Start Supplied entries

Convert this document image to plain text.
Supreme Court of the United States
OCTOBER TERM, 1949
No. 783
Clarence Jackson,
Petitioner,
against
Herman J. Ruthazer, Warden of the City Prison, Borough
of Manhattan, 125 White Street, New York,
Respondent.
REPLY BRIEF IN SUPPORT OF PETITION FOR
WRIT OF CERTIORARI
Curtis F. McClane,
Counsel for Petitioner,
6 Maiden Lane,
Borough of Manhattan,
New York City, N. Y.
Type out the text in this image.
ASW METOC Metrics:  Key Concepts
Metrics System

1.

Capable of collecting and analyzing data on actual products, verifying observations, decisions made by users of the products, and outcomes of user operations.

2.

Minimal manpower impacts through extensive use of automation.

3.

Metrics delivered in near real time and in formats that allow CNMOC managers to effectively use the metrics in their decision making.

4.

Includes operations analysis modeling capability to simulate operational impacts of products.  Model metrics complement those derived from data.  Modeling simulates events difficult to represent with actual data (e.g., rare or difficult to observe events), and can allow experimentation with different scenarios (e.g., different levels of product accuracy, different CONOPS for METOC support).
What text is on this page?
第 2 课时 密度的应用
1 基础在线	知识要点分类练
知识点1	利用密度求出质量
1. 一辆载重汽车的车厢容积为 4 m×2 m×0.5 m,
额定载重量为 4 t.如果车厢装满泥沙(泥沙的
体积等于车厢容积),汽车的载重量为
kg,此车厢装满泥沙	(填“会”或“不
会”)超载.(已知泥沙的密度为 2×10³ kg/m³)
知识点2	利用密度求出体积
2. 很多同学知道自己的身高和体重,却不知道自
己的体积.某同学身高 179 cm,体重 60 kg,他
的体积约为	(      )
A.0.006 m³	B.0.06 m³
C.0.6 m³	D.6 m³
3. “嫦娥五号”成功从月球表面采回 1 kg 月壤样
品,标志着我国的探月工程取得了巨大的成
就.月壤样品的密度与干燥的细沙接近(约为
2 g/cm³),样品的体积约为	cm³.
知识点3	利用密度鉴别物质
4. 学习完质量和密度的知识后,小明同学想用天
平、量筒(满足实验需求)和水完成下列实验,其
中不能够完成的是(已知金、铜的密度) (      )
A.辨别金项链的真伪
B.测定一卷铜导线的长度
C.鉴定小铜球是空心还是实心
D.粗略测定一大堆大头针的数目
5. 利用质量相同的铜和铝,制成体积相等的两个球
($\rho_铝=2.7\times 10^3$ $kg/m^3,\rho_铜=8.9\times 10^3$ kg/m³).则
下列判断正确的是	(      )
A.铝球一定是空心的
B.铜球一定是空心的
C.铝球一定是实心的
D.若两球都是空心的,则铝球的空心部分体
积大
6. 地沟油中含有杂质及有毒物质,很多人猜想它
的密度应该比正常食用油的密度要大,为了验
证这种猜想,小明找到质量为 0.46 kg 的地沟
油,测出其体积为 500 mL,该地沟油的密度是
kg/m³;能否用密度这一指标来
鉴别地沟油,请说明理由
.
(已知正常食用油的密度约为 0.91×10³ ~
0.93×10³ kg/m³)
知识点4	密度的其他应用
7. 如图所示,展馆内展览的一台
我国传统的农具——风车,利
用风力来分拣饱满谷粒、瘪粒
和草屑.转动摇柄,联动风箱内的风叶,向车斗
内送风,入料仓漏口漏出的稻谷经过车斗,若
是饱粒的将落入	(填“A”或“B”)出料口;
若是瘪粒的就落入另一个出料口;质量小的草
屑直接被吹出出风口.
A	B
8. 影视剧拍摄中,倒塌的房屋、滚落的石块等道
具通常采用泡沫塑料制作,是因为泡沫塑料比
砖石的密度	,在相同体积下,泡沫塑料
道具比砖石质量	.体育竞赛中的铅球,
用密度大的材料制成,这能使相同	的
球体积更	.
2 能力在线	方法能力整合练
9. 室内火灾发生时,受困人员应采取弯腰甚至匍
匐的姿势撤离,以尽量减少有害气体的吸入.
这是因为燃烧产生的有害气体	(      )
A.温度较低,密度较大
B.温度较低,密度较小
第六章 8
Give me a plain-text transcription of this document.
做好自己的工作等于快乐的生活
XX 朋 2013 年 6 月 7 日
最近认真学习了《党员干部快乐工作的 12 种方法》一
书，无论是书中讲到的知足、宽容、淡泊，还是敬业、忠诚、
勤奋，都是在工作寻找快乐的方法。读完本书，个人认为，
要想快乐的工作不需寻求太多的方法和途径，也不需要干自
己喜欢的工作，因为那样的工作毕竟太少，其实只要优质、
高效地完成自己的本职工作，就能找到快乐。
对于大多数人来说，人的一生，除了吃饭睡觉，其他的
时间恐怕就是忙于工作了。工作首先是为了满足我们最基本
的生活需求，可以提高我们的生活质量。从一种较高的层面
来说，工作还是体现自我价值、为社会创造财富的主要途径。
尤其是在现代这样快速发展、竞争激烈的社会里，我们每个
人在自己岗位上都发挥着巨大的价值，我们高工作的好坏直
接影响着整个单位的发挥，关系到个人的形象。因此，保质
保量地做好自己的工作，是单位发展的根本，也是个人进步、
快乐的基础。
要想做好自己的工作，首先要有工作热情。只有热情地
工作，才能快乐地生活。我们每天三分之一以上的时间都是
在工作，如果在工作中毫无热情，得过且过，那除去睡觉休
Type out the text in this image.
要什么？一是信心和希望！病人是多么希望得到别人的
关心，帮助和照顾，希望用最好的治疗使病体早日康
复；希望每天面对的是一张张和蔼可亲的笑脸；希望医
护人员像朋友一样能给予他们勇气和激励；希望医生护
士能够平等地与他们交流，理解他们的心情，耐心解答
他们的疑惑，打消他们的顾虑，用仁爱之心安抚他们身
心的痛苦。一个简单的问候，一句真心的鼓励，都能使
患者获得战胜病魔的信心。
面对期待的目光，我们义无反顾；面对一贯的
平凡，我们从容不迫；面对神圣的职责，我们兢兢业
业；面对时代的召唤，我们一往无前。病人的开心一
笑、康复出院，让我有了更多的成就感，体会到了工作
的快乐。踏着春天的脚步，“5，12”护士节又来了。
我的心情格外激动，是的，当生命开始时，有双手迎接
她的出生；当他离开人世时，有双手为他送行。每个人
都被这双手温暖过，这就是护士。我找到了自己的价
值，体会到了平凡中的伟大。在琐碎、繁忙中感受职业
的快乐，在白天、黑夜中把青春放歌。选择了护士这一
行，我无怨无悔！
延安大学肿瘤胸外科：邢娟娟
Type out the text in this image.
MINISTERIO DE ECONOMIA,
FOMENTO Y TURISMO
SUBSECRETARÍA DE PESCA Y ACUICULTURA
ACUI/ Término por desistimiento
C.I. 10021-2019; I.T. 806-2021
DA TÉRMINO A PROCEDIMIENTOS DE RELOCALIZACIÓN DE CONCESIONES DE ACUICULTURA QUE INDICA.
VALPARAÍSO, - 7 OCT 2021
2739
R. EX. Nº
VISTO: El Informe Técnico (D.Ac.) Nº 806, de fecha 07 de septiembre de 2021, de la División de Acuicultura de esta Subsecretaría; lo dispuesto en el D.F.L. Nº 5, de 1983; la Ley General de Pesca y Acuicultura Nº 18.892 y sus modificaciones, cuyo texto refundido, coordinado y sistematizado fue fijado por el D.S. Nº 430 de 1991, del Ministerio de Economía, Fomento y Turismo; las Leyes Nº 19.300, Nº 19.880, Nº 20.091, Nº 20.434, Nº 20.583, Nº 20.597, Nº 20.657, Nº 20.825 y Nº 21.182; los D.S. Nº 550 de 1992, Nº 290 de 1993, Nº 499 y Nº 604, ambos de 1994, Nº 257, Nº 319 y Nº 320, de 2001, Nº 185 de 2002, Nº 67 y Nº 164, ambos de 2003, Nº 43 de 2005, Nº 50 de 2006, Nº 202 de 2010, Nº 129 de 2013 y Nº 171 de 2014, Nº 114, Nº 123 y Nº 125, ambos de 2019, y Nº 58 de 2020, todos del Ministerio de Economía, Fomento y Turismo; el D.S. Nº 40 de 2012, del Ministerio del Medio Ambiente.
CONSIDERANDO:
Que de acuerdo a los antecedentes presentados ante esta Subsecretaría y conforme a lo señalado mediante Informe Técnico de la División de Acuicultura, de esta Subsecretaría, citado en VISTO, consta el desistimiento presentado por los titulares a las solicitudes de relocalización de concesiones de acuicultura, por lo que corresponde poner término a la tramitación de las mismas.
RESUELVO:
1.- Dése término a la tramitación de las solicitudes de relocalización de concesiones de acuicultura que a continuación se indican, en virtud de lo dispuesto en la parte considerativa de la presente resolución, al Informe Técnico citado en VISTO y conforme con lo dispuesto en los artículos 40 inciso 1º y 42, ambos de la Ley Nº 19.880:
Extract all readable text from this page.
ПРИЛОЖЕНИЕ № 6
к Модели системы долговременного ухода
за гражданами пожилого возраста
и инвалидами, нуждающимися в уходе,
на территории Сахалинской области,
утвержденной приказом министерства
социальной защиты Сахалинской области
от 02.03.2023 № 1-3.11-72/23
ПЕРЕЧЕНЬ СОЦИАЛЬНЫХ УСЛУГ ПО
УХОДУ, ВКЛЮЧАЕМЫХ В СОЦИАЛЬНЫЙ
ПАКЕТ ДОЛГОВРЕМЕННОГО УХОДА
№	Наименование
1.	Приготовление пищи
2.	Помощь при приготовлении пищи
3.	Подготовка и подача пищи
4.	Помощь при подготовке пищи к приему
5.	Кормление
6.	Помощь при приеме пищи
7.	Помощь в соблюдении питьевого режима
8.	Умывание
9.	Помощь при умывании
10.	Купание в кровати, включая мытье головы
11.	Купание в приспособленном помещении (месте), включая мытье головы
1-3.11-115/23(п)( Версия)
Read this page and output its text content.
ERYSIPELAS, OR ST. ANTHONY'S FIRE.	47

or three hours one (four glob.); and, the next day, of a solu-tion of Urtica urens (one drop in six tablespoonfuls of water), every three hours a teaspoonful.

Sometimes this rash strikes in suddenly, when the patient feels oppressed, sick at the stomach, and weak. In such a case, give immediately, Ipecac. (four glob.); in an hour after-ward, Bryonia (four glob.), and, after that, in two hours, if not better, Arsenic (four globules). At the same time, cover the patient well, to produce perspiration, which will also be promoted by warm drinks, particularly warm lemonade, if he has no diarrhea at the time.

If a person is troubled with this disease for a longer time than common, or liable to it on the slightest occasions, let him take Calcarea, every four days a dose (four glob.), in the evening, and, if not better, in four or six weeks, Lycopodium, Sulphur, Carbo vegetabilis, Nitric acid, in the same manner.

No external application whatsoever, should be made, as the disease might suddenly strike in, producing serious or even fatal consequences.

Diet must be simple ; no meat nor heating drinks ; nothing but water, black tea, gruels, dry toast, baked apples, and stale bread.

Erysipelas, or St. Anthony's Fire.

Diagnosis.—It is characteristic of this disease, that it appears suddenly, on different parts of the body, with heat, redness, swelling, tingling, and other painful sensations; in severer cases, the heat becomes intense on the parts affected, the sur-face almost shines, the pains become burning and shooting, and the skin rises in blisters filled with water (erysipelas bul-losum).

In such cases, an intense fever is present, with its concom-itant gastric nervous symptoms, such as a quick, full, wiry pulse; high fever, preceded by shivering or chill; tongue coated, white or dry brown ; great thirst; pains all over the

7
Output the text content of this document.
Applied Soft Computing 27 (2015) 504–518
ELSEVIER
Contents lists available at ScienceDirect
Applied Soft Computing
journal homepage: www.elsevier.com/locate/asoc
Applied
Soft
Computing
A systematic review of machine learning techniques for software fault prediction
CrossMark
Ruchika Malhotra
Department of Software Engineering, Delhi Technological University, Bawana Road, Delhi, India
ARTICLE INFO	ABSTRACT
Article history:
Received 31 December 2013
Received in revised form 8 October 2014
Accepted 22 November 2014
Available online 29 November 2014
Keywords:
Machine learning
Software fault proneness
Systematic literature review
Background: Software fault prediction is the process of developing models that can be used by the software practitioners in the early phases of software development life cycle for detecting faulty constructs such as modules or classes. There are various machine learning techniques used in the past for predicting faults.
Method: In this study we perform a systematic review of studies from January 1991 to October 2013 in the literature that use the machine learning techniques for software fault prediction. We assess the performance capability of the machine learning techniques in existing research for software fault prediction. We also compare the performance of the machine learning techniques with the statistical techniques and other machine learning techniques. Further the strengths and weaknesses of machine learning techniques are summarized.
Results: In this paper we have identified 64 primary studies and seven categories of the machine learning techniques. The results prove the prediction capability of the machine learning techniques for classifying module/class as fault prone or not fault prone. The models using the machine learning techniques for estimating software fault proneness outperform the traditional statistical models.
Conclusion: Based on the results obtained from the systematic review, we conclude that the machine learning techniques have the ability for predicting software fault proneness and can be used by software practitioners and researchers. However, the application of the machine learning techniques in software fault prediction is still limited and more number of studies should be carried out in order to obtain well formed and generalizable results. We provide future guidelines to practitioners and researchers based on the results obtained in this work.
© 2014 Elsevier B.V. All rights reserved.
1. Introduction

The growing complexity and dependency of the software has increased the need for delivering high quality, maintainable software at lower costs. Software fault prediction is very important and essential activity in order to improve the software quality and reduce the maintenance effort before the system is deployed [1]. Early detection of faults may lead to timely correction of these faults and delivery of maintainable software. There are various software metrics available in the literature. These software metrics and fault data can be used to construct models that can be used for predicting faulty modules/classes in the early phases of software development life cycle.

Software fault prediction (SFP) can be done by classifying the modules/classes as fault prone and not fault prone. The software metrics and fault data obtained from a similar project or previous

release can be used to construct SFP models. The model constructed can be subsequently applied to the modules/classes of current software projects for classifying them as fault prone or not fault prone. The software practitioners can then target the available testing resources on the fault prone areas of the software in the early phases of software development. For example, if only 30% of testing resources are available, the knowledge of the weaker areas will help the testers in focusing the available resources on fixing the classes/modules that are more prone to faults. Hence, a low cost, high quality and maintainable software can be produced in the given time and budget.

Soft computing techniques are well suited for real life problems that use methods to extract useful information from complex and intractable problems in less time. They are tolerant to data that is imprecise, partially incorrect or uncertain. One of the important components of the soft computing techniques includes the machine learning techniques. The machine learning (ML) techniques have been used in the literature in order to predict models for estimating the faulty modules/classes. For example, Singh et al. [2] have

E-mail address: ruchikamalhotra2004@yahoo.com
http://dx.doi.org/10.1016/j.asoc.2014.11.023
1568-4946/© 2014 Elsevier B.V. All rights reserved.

End Supplied entries

→ Required work:
Filter out every line that lacks the word "actual", and copy the rest.

→ Solution to this exercise:
Capable of collecting and analyzing data on actual products, verifying observations, decisions made by users of the products, and outcomes of user operations.
Includes operations analysis modeling capability to simulate operational impacts of products.  Model metrics complement those derived from data.  Modeling simulates events difficult to represent with actual data (e.g., rare or difficult to observe events), and can allow experimentation with different scenarios (e.g., different levels of product accuracy, different CONOPS for METOC support).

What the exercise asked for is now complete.